No modelo atual, lembra o especialista, o empresário costumava atrasar o pagamento de impostos para saldar compromissos mais urgentes, como salários e aluguel. A partir da reforma tributária, não será mais possível. “A medida quer acabar com a inadimplência e a própria sonegação no Brasil”.
"De acordo com a Procuradoria da Fazenda Nacional/Receita Federal, a inadimplência fiscal no Brasil soma R$ 7 trilhões. Esse é o valor reconhecido, porém, o governo calcula que a sonegação é duas vezes maior, ou seja, em torno de R$ 30 trilhões deixaram de entrar nos cofres públicos." –
O modelo que está sendo adotado, esclarece Lima Neto, é uma cópia do norte-americano, com uma diferença. “Lá, o imposto é muito menor do que no Brasil”.
O advogado especialista chama atenção para o forte impacto no fluxo de caixa das empresas, pois não será mais possível empurrar o pagamento do imposto para frente ou aguardar por um Programa REFIS, que renegocia dívidas tributárias. “O fluxo de caixa do pequeno e do médio comerciante vai ser impactado", complementa.
Lima Neto vai mais adiante, e alerta que quem não estiver preparado para isso, pode até quebrar. Ele assinala que sobre esses 28% imposto não estão somados o Imposto de Renda, contribuição social sobre lucro, Imposto Predial Territorial Urbanao (IPTU) e Imposto Territorial Rural (ITR).
Outra mudança significativa, explica Lima Neto, é o brasileiro ter de se acostumar com o sistema de crédito tributário. “A carga tributária desses impostos, via de regra, vai ser 28%, mas para alguns segmentos vai ter um redutor que pode chegar a 14% ou até 11%, no caso do setor imobiliário. O mesmo vale para profissionais liberais. Vai ser semelhante a uma conta bancária corrente, só que com débito e crédito de imposto”. O desafio do empresário, observa o advogado, é o empresário pagar o imposto no ato da venda ou do serviço.

Registros de dados:
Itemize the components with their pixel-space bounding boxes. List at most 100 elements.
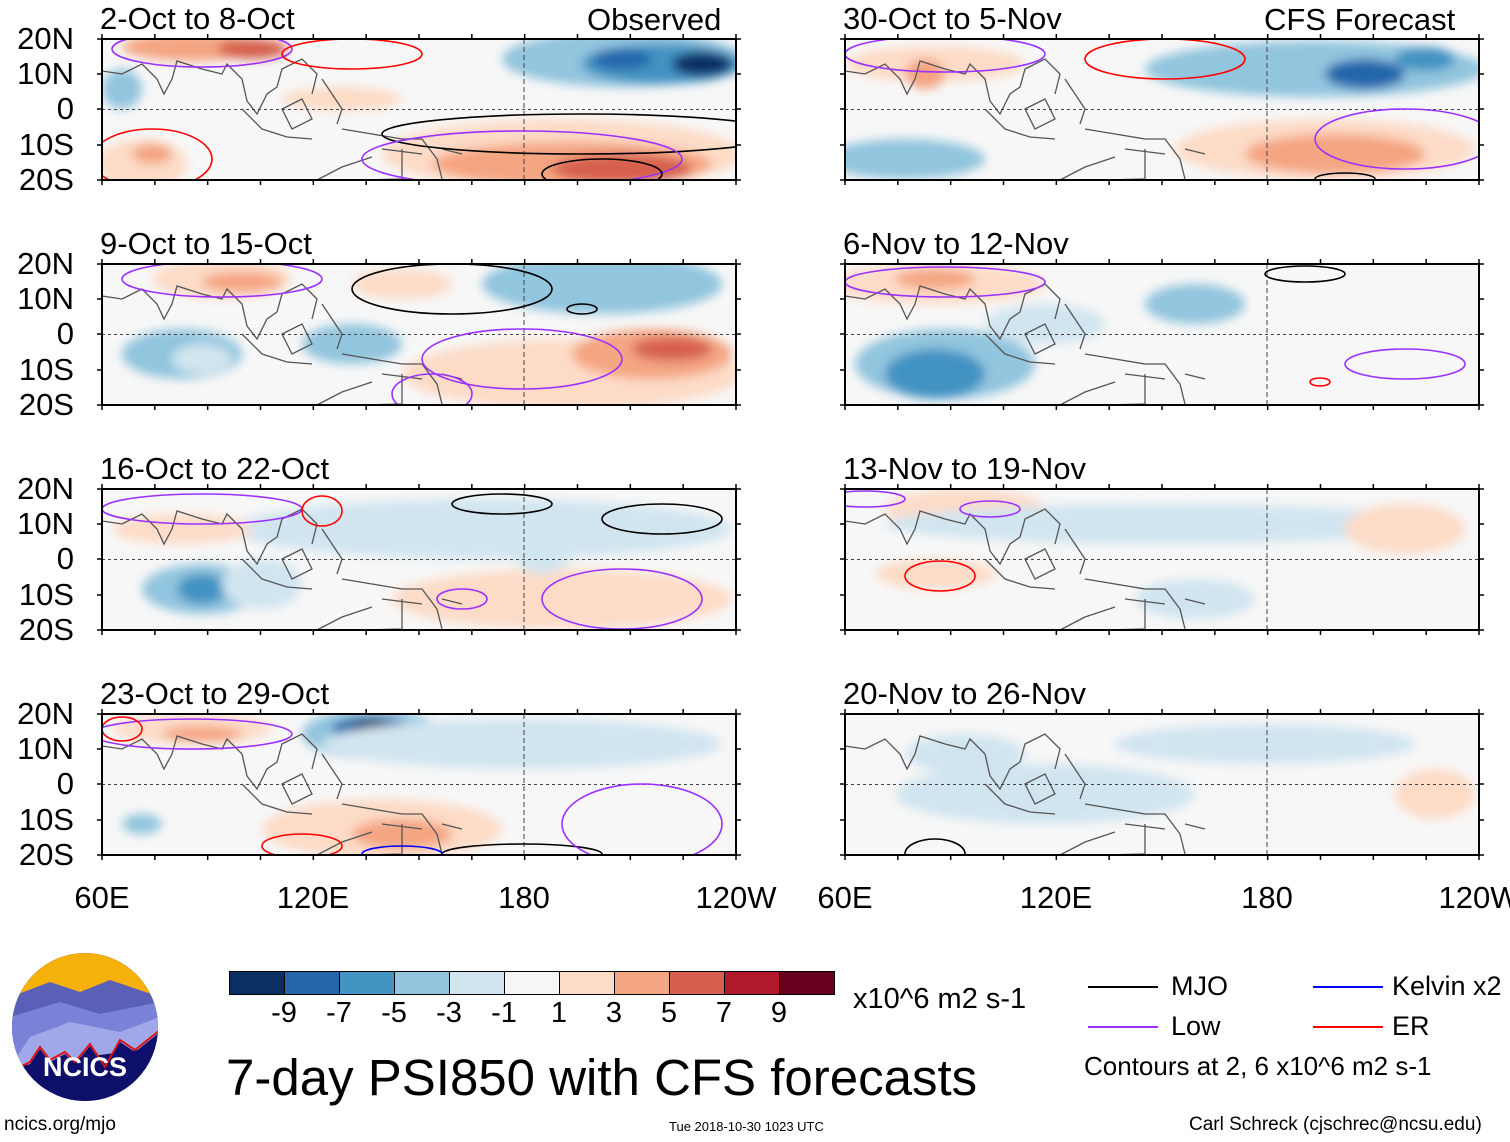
contour-line [281,39,423,70]
colorbar [229,971,835,995]
anomaly-shading [1395,47,1455,71]
contour-line [111,39,293,68]
anomaly-shading [672,52,732,76]
panel-title: 16-Oct to 22-Oct [100,451,330,486]
lat-label: 10N [17,281,74,316]
lon-label: 180 [498,880,550,915]
er-line-icon [1313,1026,1383,1028]
map-panel-forecast-2 [840,259,1484,410]
contour-line [601,503,723,535]
colorbar-label: 1 [550,997,568,1029]
lat-label: 20N [17,696,74,731]
lat-label: 10N [17,731,74,766]
lat-label: 20N [17,21,74,56]
anomaly-shading [875,559,995,589]
anomaly-shading [1115,724,1415,764]
logo-text: NCICS [43,1052,127,1082]
map-panel-forecast-1 [840,34,1484,185]
contour-line [361,130,683,180]
anomaly-shading [322,719,722,769]
anomaly-shading [632,337,712,361]
lon-label: 60E [74,880,130,915]
anomaly-shading [1325,59,1405,89]
contour-line [121,264,323,298]
legend-low: Low [1171,1011,1221,1041]
observed-header: Observed [587,2,722,37]
colorbar-swatch [670,972,725,994]
lon-label: 120E [1019,880,1093,915]
colorbar-swatch [340,972,395,994]
anomaly-shading [132,144,172,164]
colorbar-label: -3 [436,997,462,1029]
contour-line [959,500,1021,518]
mjo-line-icon [1088,986,1158,988]
map-panel-forecast-3 [840,484,1484,635]
legend-er: ER [1392,1011,1430,1041]
ncics-logo: NCICS [12,953,158,1101]
map-panel-observed-3 [97,484,741,635]
forecast-header: CFS Forecast [1264,2,1456,37]
anomaly-shading [122,814,162,834]
footer-url[interactable]: ncics.org/mjo [4,1114,116,1135]
colorbar-swatch [505,972,560,994]
contour-line [845,266,1046,298]
footer-timestamp: Tue 2018-10-30 1023 UTC [669,1119,824,1134]
contour-line [904,560,976,592]
panel-title: 6-Nov to 12-Nov [843,226,1069,261]
anomaly-shading [895,764,1195,824]
lon-label: 120W [695,880,777,915]
legend-kelvin: Kelvin x2 [1392,971,1502,1001]
lat-label: 20S [18,612,74,647]
colorbar-swatch [450,972,505,994]
anomaly-shading [845,139,985,179]
anomaly-shading [592,49,652,69]
colorbar-label: 7 [715,997,733,1029]
anomaly-shading [282,87,402,111]
colorbar-swatch [230,972,285,994]
panel-title: 13-Nov to 19-Nov [843,451,1086,486]
lat-label: 20N [17,471,74,506]
contour-line [845,490,906,508]
contour-line [1314,108,1479,170]
anomaly-shading [172,344,232,374]
contour-line [1264,265,1346,283]
lon-label: 120E [276,880,350,915]
map-panel-observed-4 [97,709,741,860]
anomaly-shading [885,504,1445,544]
anomaly-shading [512,524,572,574]
lon-label: 120W [1438,880,1510,915]
anomaly-shading [1245,134,1425,174]
anomaly-shading [217,39,287,59]
lat-label: 10N [17,56,74,91]
contour-line [1344,348,1466,380]
contour-line [421,328,623,390]
anomaly-shading [392,569,732,629]
contour-line [301,495,343,527]
panel-title: 23-Oct to 29-Oct [100,676,330,711]
colorbar-label: 9 [770,997,788,1029]
low-line-icon [1088,1026,1158,1028]
anomaly-shading [895,269,975,289]
legend-mjo: MJO [1171,971,1228,1001]
contour-line [541,158,663,180]
contour-line [351,264,553,315]
contour-line [561,783,723,855]
colorbar-swatch [395,972,450,994]
contour-line [451,493,553,515]
anomaly-shading [1395,769,1475,819]
colorbar-label: 3 [605,997,623,1029]
anomaly-shading [1145,284,1245,324]
colorbar-label: -1 [491,997,517,1029]
anomaly-shading [1345,504,1465,554]
lat-label: 10S [18,352,74,387]
contour-line [261,833,343,855]
lat-label: 20N [17,246,74,281]
map-panel-observed-2 [97,259,741,410]
lat-label: 0 [56,541,74,576]
contour-line [381,113,736,155]
colorbar-label: -9 [271,997,297,1029]
panel-title: 9-Oct to 15-Oct [100,226,312,261]
contour-line [436,588,488,610]
contour-line [102,716,143,742]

Tarefas propostas:
- A) Responda com base no texto sobre a reforma tributária:
(i) No modelo atual, que compromissos o empresário pagava antes dos impostos?
(ii) De que país é o modelo que está sendo copiado?
(iii) O que faz o Programa REFIS?
- B) Continue o texto sobre a reforma tributária a partir do ponto em que ele para.

Respostas:
- A)
(i) Salários e aluguel.
(ii) Dos Estados Unidos; é uma cópia do modelo norte-americano.
(iii) Renegocia dívidas tributárias.

- B)
É neste ponto, de acordo com Lima Neto, que o empresário, seja ela grande ou pequeno, vai precisar do trabalho de um especialista em tributação, que vai poder auxiliar a empresa a obter os créditos. “Pagando o imposto cheio e não conseguindo compensar no redutor de índice, em 90 dias 100% do fluxo de caixa da empresa pode estar comprometido”, argumenta o tributarista. Ele revela, ainda que o empresário optante pelo simples nacional não vai gerar crédito tributário. “O novo sistema tributário criou o simples nacional híbrido, juntamente com o regime de lucro presumido ou lucro real serão as hipóteses de geração crédito".
Se você pretende vender algum imóvel a partir de 1º de janeiro também vai ter surpresas. Se o comprador tiver uma empresa de compra e venda de imóveis, ele já terá de descontar 11,2% do IBS e CBS, para gerar crédito a ele. A mesma regra vale para os pequenos produtores rurais, que costumam vender seus produtos agrícolas usando o CPF, assim como o pequeno prestador de serviço. Neste caso, a ideia do governo é desestimular a informalidade.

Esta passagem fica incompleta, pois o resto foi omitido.